Marjolaine Jolicoeur, L’Horizon des Basques, novembre 2011
Depuis près de quarante ans, Bernard Vachon à la « passion du rural », comme l’indique le titre de son plus récent ouvrage, premier tome d’une trilogie de quelques l 600 pages publiée aux Éditions Trois-Pistoles et dans laquelle il trace l’évolution de la ruralité québécoise. « J’ai consacré mes enseignements, ma recherche et mon implication citoyenne à la défense, au renouveau et à l’épanouissement des territoires ruraux du Québec », écrit-il.
Détenteur d’un doctorat de la London School of Economies and Political Science en Angleterre et de l’Université de Liège en Belgique, M. Vachon est maintenant à la retraite après avoir enseigné pendant plus de trente ans au département de géographie de l’Université du Québec à Montréal. Il a publié de nombreux livres ou articles sur le développement local, tout en participant activement, en 1991, aux États généraux du monde rural en tant que coordonnateur de l’équipe des chercheurs. À la tête de la Société d’aide au développement des collectivités (SADC) de Trois-Pistoles pendant quelques mois dans les années 80, il a organisé, entre autres activités, un colloque pour déterminer « quel avenir pour la MRC des Basques ? Stratégies pour ne pas disparaître.»
Un retour à la terre
Cette passion du rural, ce professeur et chercheur l’a vécue non seulement avec sa tête mais aussi avec son cœur. A la fin des années ’70, il a fait un retour à la terre à Saint-Mathieu-de-Rioux. Avec sa femme Francine Coallier – qui a collaboré à certains de ses ouvrages – la famille s’est lancée dans l’élevage du mouton et de la transformation de la laine sur une fermette au joli nom de « Chantemerle ». Pour lui, comme pour d’autres néo-ruraux, « ce n’était plus une fatalité que de vivre en milieu rural, mais un choix de vie. » Leurs trois enfants vivant maintenant au loin, le couple ne passe plus que quelques mois par année dans leur campagne, avec des poules et un grand jardin.
---*---
> [Tâches à réaliser]:
1 > Dans l'article sur Bernard Vachon, quel nom portait la fermette où sa famille s'est lancée dans l'élevage du mouton ?
2 > Prolongez l'article sur Bernard Vachon au-delà de sa dernière phrase.

> [Jeu de données]:
---*---
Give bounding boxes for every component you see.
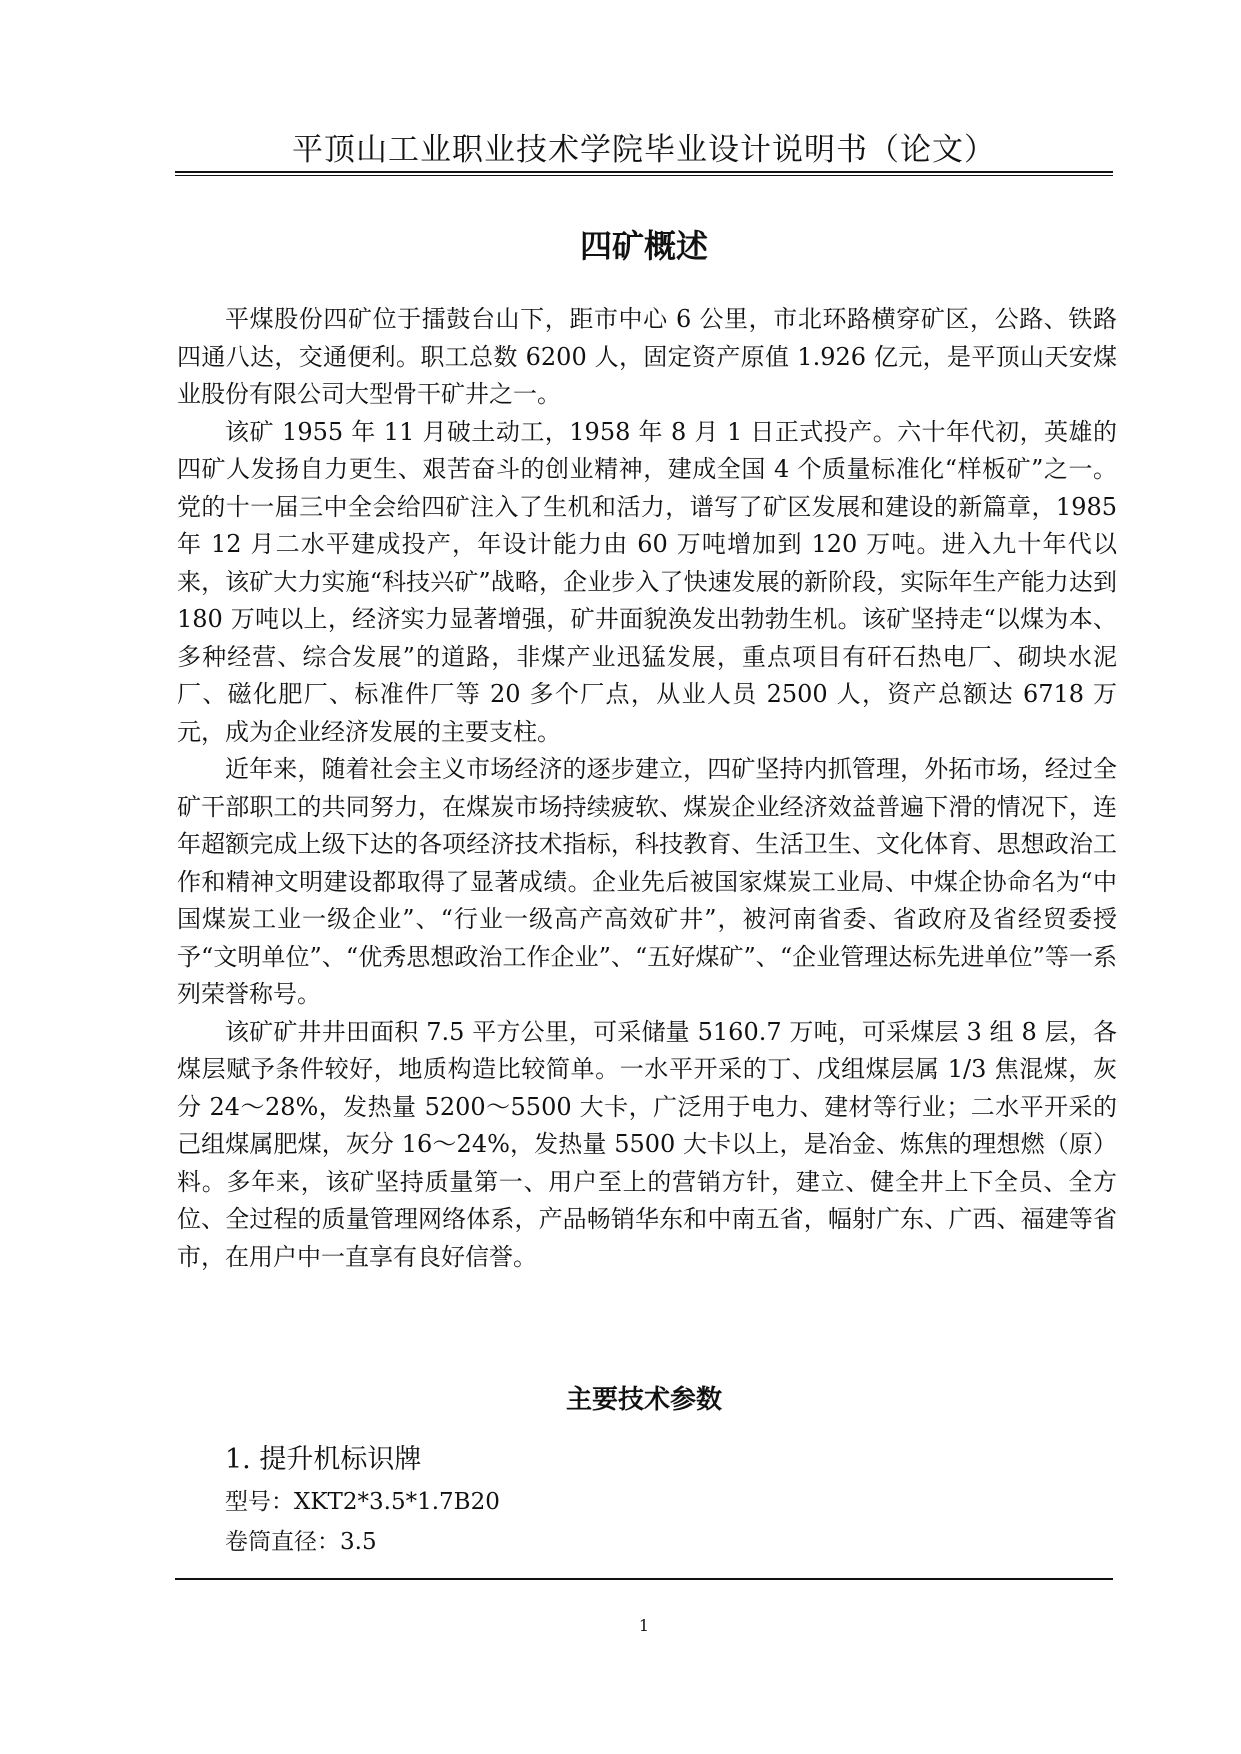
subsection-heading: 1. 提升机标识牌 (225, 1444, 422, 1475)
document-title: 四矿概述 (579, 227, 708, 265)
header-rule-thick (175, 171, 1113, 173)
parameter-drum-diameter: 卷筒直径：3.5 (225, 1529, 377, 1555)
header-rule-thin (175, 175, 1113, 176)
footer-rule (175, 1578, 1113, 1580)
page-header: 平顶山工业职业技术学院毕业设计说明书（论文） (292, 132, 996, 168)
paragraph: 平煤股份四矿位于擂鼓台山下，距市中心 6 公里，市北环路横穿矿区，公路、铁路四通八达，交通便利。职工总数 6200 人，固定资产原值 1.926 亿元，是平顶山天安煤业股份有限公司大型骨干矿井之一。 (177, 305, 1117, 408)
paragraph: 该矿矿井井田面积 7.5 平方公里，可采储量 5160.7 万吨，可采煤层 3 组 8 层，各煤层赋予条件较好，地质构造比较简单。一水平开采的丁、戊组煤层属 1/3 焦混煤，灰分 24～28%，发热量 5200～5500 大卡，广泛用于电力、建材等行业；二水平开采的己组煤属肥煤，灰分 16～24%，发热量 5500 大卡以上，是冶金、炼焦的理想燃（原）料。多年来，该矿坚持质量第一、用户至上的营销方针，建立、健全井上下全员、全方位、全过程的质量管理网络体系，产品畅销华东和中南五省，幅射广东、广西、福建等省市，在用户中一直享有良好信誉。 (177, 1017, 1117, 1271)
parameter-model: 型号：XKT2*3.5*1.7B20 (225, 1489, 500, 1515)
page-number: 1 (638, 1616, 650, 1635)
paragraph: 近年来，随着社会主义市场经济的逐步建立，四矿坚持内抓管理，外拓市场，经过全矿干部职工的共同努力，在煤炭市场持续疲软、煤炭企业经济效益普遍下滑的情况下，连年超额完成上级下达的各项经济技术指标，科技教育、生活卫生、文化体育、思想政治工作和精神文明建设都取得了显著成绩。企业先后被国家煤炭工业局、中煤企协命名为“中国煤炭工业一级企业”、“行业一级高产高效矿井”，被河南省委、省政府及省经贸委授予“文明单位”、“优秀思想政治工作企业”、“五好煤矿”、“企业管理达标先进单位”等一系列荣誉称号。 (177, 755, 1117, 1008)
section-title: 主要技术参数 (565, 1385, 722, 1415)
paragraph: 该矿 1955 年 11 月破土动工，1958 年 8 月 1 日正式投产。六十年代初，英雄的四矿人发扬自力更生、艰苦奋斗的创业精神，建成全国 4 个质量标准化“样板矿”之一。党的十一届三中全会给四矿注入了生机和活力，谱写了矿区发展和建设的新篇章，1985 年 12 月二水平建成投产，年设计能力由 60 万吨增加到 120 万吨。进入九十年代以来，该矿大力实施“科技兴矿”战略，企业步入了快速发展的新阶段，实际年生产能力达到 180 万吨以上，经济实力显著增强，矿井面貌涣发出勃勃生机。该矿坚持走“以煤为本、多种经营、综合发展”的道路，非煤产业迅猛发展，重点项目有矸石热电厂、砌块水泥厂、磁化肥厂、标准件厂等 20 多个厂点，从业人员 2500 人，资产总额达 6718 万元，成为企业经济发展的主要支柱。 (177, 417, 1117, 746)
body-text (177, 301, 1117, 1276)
---*---
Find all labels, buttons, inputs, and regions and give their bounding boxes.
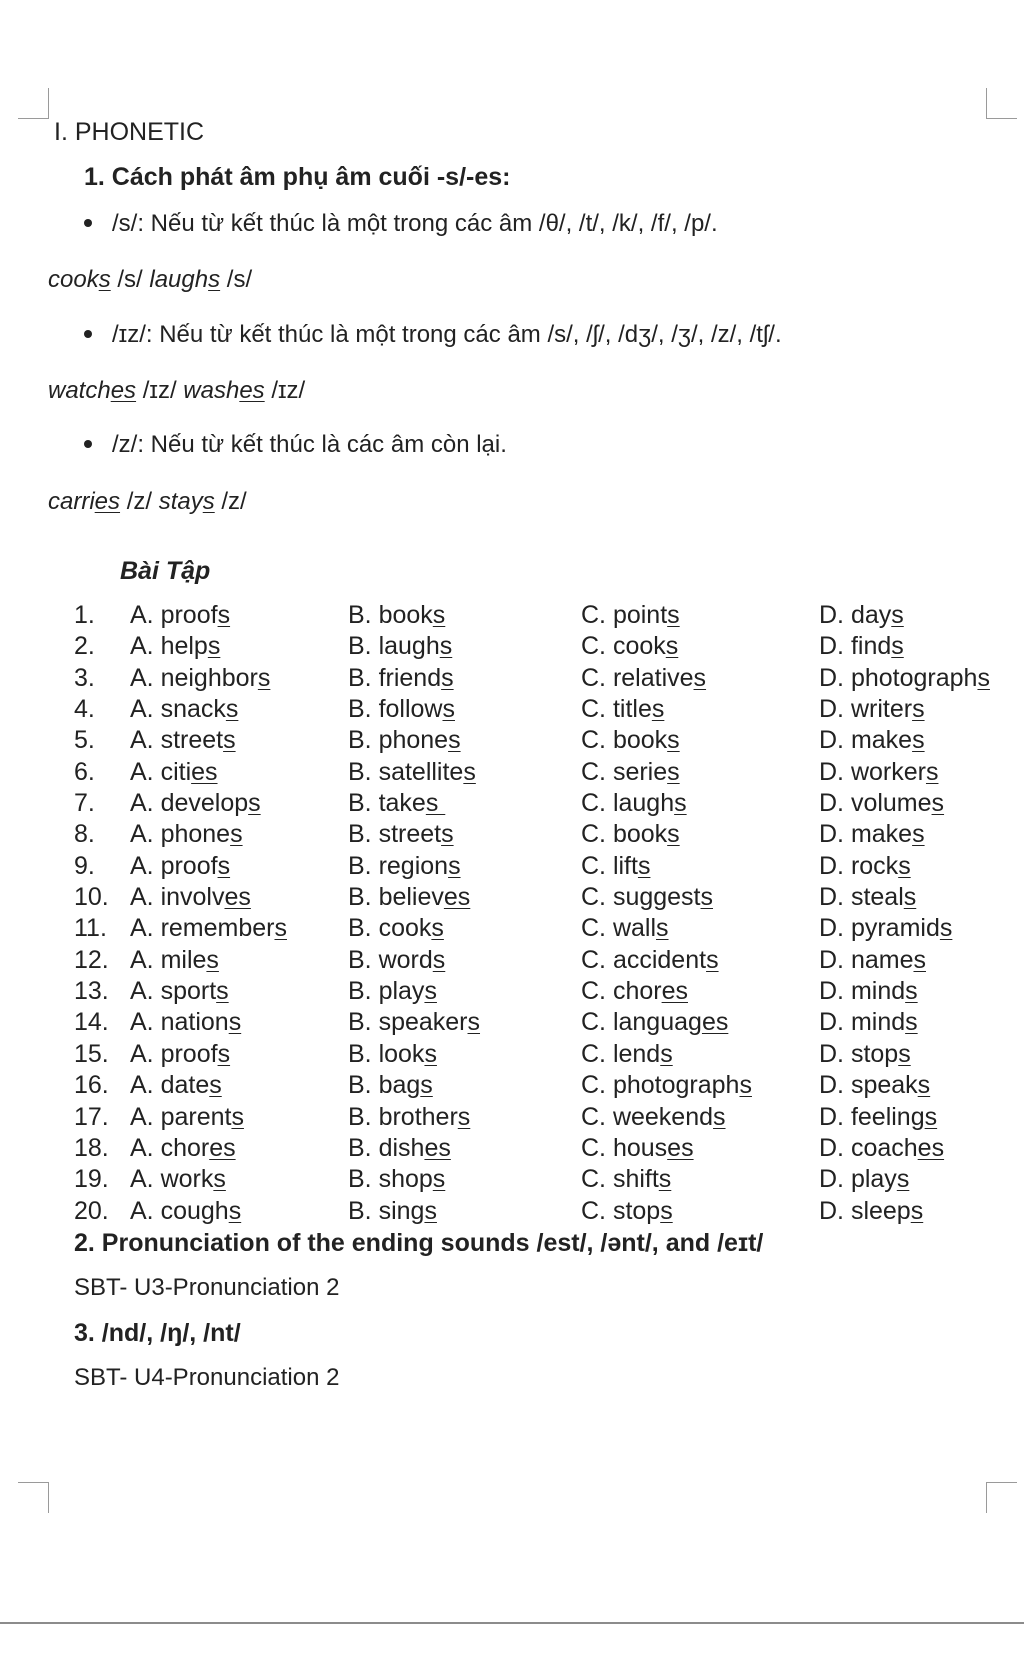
---*---
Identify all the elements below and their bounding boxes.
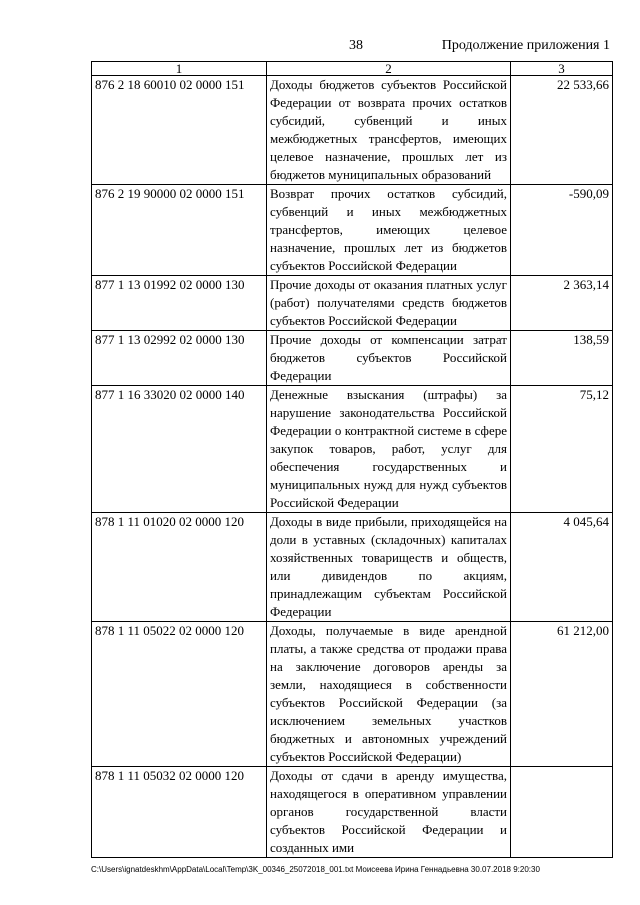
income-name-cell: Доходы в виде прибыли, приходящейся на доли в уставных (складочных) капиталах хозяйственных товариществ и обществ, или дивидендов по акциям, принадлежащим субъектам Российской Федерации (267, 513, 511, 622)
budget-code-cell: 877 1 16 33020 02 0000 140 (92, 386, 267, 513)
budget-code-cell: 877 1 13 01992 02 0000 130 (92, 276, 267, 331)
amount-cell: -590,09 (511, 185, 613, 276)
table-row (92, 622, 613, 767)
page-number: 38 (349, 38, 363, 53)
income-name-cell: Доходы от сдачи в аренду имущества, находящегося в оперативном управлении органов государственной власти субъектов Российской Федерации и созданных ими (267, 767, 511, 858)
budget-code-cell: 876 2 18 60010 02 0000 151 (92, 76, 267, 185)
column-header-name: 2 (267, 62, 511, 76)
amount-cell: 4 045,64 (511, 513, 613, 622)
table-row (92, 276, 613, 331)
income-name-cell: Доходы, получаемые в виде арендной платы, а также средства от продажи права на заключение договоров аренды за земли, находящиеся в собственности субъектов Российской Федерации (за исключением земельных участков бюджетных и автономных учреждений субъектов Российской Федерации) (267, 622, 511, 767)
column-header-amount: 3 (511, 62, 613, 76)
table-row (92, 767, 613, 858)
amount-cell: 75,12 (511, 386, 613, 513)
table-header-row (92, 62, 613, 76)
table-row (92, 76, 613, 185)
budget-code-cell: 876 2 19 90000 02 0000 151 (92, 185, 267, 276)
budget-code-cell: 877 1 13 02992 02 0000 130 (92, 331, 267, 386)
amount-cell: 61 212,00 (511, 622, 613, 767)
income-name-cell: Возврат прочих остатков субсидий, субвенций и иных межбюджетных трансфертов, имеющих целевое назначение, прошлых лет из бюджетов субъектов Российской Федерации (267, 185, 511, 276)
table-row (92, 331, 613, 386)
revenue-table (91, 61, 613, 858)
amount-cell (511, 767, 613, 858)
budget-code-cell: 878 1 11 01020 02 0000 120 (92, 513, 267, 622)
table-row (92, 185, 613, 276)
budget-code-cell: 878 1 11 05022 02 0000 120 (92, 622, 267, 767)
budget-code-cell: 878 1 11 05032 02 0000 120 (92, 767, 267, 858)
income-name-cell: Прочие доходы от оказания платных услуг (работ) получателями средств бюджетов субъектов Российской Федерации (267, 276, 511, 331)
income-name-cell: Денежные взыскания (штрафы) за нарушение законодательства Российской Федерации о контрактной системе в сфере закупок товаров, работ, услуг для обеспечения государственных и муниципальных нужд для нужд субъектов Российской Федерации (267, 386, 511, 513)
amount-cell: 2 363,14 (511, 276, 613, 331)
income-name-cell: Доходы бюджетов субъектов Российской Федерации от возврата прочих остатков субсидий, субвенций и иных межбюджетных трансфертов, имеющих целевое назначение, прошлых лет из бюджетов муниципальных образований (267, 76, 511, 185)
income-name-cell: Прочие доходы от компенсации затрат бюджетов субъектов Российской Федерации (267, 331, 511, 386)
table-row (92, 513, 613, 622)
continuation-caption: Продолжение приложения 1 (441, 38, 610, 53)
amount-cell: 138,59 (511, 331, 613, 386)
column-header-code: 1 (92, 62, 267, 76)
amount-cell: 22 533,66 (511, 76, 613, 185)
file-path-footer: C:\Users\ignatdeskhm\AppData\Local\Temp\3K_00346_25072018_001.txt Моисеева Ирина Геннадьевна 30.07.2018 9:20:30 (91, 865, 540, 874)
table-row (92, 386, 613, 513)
---*---
> [Réponses par tâche]:
1 > Elle s'appelait « Chantemerle ».

2 >
Très attaché à la beauté et la tranquillité de son rang d’où on aperçoit au loin le fleuve et les montagnes de Charlevoix, M. Vachon raconte qu’il y a à peine cinquante ans « quatorze familles agricoles vivaient ici. On y retrouvait une école de rang, une beurrerie et une scierie. C’était un milieu typiquement agro-forestier. Aujourd’hui, tout cela a disparu. Maintenant, plusieurs résidents travaillent à l’extérieur tout en ayant une maison ici. »
Partir ou rester ?
La campagne est en train de se renouveler. Beaucoup de jeunes viennent s’installer en région pour y initier des projets et les technologies nouvelles de communication permettent de travailler à domicile. « Lors de mon passage à la SADC des Basques, je me souviens que, pour beaucoup de gens, c’était un choc quand nous leur disons que l’agriculture et la forêt ne pouvaient plus être le centre de l’économie. Ils croyaient que ce n’était qu’une période difficile à traverser, que cela allait revenir. Mais ça n’est jamais revenu. Il est important que nous prenions conscience de cette réalité pour pouvoir ensuite formuler des politiques, des programmes et des mesures adaptées à cette ruralité en mutation. »
En 1931, lors du premier recensement en milieu rural, on dénombrait 135 000 fermes au Québec. En 1950, environ 100 000. Aujourd’hui il ne reste plus que 28 000 fermes, ce qui fait dire à M. Vachon « qu’on ne fait plus la ruralité avec un tel nombre de fermes. Si on veut maintenir une ruralité québécoise, forte, vivante et dynamique, il faudra absolument diversifier l’activité économique. La campagne en séduit plusieurs, il faut donc leur offrir un milieu stimulant au niveau social, culturel et touristique. Favoriser aussi l’accès à des écoles primaires, secondaires et des garderies. On devra mettre en valeur la spécificité et l’originalité de la campagne pour qu’elle ne soit plus une terre d’exode mais plutôt une terre d’accueil. »
La Politique nationale de la ruralité a permis de reconnaître l’existence et l’importance du monde rural, mais on ne peut que regretter d’y constater une pauvreté encore trop présente. « Des gains importants ont cependant été réalisés au cours des années, souligne M. Vachon. Le Québec rural a souffert, il a vécu une pénible phase de transition suite à un exode massif à partir des années ’50, vers les villes. Mais progressivement les collectivités rurales sortent de cette période sombre. Elles deviennent des milieux de plus en plus attractifs. »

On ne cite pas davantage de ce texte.